== Source extract

Keeping doors open to foreign workers a key part of making Hong Kong a ‘superconnector’
Hong Kong’s future economic competitiveness will increasingly depend on attracting internationally mobile employees
As Donald Trump is clearly showing in his shamefully bigoted and xenophobic tilt at US Presidency, attacks on foreign workers who are stealing local jobs are surefire vote-catchers. Our “localist” activists in this weekend’s Legco elections are tapping successfully into similar prejudiced veins.
But the regional reality – as true for China, Thailand, Japan and Australia as it is for the United States or Hong Kong – is that our needs for international workers are set to grow steadily more acute as we move further into the 21st century.
We are not just talking about construction workers or home helpers. We are talking about people with serious skills spread right across our economies. As our birth rates fall, and as the number of elderly in our communities rises, so our future economic competitiveness will increasingly depend on attracting internationally mobile employees.
In Hong Kong, where “localist” xenophobes are railing against the mainlanders in our midst, the seeming indifference of our administration to these rising pressures is a source of serious concern for our future competitiveness. A recent survey by the Hong Kong Institute of Human Resource Management reported that already today 90 per cent of surveyed companies find it quite difficult or extremely difficult to find the right talent to fill vacancies. This must get worse.
Shortages are most acute in logistics and transport services, IT, business and professional services, wholesale import and export trading, and restaurants and catering. Talk to most of these companies about their efforts to bring skilled people in from outside Hong Kong after local recruitment efforts have failed, and most boil over with frustration at government reluctance to hear their cries for help.
A report last week in the South China Morning Post by academics from the Chinese University’s Law Faculty described a similar emerging crisis in our health care sector. As our elderly population rises, and the size of our workforce shrinks, so our difficulties in finding staff to care for our elderly are getting more acute by the month.
Even the Hong Kong Government’s Director of Audit reported in 2014 that manpower shortages are “a major problem facing many care homes in the private sector.” A recent Legco paper noted that there were around 1,000 vacancies among 8,100 non-professional frontline care work positions in care homes.
Today, one third of physiotherapy jobs in nursing homes sit vacant. Despite best efforts to train skilled people, the shortages grow. And there is a simple solution: recruit skilled health care workers from overseas.
A key problem in Hong Kong and in other communities in Asia is a simple xenophobic refusal either to acknowledge a severe and growing problem, or to put in place any comprehensive policy framework to tackle it. Sooner than we think, this failure will come back to bite us – with significant economic costs across the economy.
We already live in profound ignorance over the size of the skills shortages – and the size of the role played across Asia by internationally mobile workers. The International Labour Organisation’s most recent Asia Pacific Migration Report says that Asia Pacific is home to 59 million internationally mobile workers. Australia is today home to 6.4 million international workers. Thailand has 3.7 million, while Malaysia and Japan have 2.4 million apiece. Even China has 2.8 million.
These are big numbers that measure a big problem. Because of official refusal to respond, skilled people can’t effectively be matched with the acute skills shortages in the region. Because the need for such workers is so acute, illicit channels emerge (about 1.3 million of the 10.5 million Filipinos currently working abroad are “irregular” workers, undocumented and working illegally), and agencies that manage the movement of workers are the source of all manner of corrupt practises and extortions.

====

> **Written request A**
Name every country for which the opinion piece on foreign workers in Hong Kong gives a count of internationally mobile workers, and give each count.
> **Written request B**
Answer these from the opinion piece on foreign workers in Hong Kong:
(i) What percentage of companies in the Hong Kong Institute of Human Resource Management survey find it quite difficult or extremely difficult to fill vacancies?
(ii) According to a recent Legco paper, about how many vacancies were there among the non-professional frontline care work positions in care homes, and how many such positions were there in total?
(iii) What share of physiotherapy jobs in nursing homes is vacant today?
> **Written request C**
Carry on the opinion piece on foreign workers in Hong Kong from its last sentence.

== Records supplied

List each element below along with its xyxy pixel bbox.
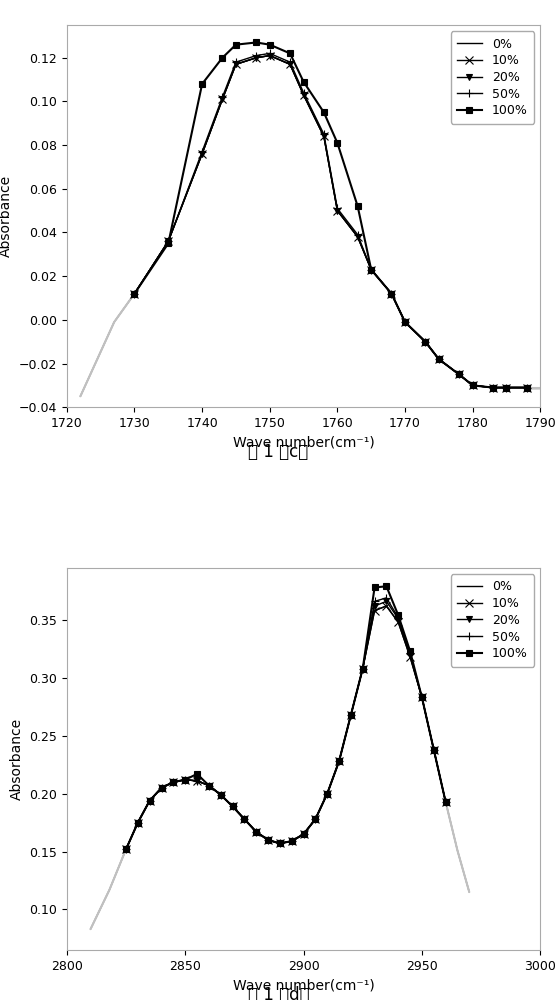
Text: 图 1 （c）: 图 1 （c）: [248, 443, 309, 461]
X-axis label: Wave number(cm⁻¹): Wave number(cm⁻¹): [233, 436, 374, 450]
X-axis label: Wave number(cm⁻¹): Wave number(cm⁻¹): [233, 978, 374, 992]
Y-axis label: Absorbance: Absorbance: [0, 175, 13, 257]
Text: 图 1 （d）: 图 1 （d）: [248, 986, 309, 1000]
Legend: 0%, 10%, 20%, 50%, 100%: 0%, 10%, 20%, 50%, 100%: [451, 574, 534, 667]
Y-axis label: Absorbance: Absorbance: [9, 718, 24, 800]
Legend: 0%, 10%, 20%, 50%, 100%: 0%, 10%, 20%, 50%, 100%: [451, 31, 534, 124]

====

> **Reply A**
Australia: 6.4 million
Thailand: 3.7 million
Malaysia: 2.4 million
Japan: 2.4 million
China: 2.8 million

> **Reply B**
(i) 90 per cent.
(ii) Around 1,000 vacancies among 8,100 positions.
(iii) One third.

> **Reply C**
One of the key challenges in Apec this year is for the business community to drive forcefully home to leaders in the 21 Apec economies the need for urgent region-wide action to improve management of this pressing regional issue. So when members of the Apec Business Advisory Council met this week in San Francisco, an important priority was to frame a persuasive plan of action. There will be four key threads:
•First, to get Apec member economies to submit information on skills shortages in a standard format so that a region-wide “skills map” can be built that helps us to see where shortages are gravest, and to help target new vocational training programmes
•Then put in place a transparent and simpler process for managing the movement of international workers. This would not only oversee agencies more rigorously, but try to develop portable social security and health care plans for international workers, and perhaps international worker cards similar to the successful Apec Business Travel Card, to simplify the movement of workers between countries.
•Third, to improve the region-wide recognition of skills and qualifications. Work has already started on this in Apec, and is likely to grow around “pilot” areas like health workers and tourism industry workers.
•And finally, to help international companies to move their executives around their global operations more easily. According to a recent PwC report on nurturing international workers, an average of 12 per cent of the workforce in global multinationals are internationally mobile each year – and while 15 years ago most of these were top-level executives, today only 20 per cent are executive level. Around 50 per cent of their mobile workers are “mid-tier”, and 35 per cent are junior, being sent on international assignments to learn how a global business works.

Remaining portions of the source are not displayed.